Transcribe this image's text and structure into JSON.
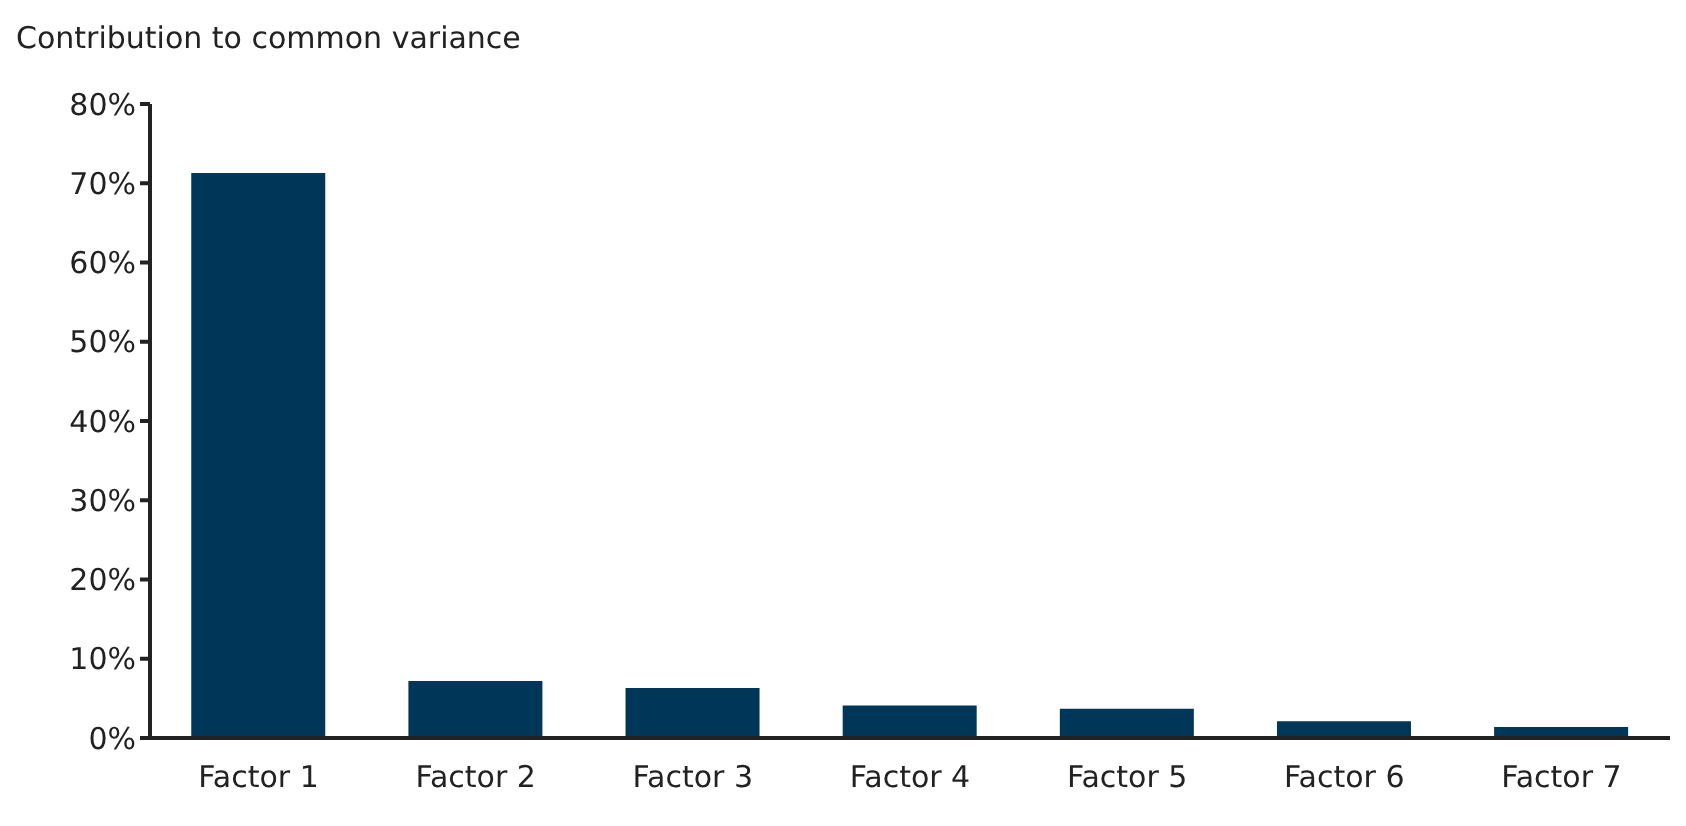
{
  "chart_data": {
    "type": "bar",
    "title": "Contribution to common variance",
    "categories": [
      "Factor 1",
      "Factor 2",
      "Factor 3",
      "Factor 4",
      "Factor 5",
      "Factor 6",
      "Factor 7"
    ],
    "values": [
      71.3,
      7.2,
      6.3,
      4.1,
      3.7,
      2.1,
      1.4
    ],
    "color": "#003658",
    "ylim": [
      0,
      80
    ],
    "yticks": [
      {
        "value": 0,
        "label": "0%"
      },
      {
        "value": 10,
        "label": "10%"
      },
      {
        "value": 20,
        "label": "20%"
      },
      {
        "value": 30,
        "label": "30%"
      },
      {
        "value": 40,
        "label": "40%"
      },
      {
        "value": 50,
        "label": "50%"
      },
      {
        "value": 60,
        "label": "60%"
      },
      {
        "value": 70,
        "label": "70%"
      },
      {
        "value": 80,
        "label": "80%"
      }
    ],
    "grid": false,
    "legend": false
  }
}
---
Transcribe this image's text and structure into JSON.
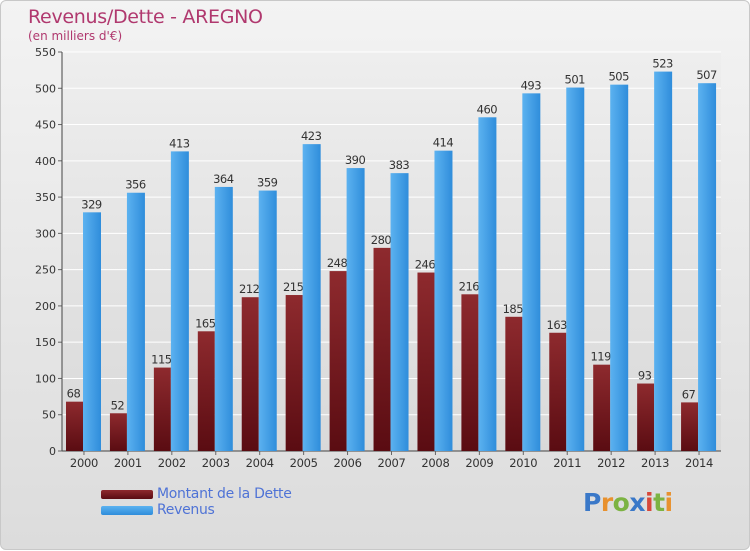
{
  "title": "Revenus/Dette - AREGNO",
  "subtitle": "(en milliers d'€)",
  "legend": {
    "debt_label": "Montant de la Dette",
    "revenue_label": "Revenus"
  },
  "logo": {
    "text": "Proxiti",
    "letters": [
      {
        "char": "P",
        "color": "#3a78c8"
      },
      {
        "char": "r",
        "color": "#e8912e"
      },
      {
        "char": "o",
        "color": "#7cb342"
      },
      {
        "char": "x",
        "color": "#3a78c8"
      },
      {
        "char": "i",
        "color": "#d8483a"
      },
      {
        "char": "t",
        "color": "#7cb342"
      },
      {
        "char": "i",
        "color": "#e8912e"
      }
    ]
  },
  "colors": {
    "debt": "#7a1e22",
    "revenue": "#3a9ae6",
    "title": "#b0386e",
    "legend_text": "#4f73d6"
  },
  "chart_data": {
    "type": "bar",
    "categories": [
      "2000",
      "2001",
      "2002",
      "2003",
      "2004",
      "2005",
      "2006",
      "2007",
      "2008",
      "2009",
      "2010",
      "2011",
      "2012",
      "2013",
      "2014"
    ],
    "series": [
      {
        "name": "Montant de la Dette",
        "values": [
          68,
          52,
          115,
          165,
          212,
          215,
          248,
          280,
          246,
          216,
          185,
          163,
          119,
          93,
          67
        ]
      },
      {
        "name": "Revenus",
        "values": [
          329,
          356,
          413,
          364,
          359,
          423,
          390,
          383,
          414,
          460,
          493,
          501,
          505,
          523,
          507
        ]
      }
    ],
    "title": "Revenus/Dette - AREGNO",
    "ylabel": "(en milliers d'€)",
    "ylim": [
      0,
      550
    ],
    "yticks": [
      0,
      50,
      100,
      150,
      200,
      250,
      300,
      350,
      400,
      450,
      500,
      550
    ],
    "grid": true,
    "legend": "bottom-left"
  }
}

Written request
Determine how many lines of the data contain the word "Factor", and reply with that number only.

Reply
7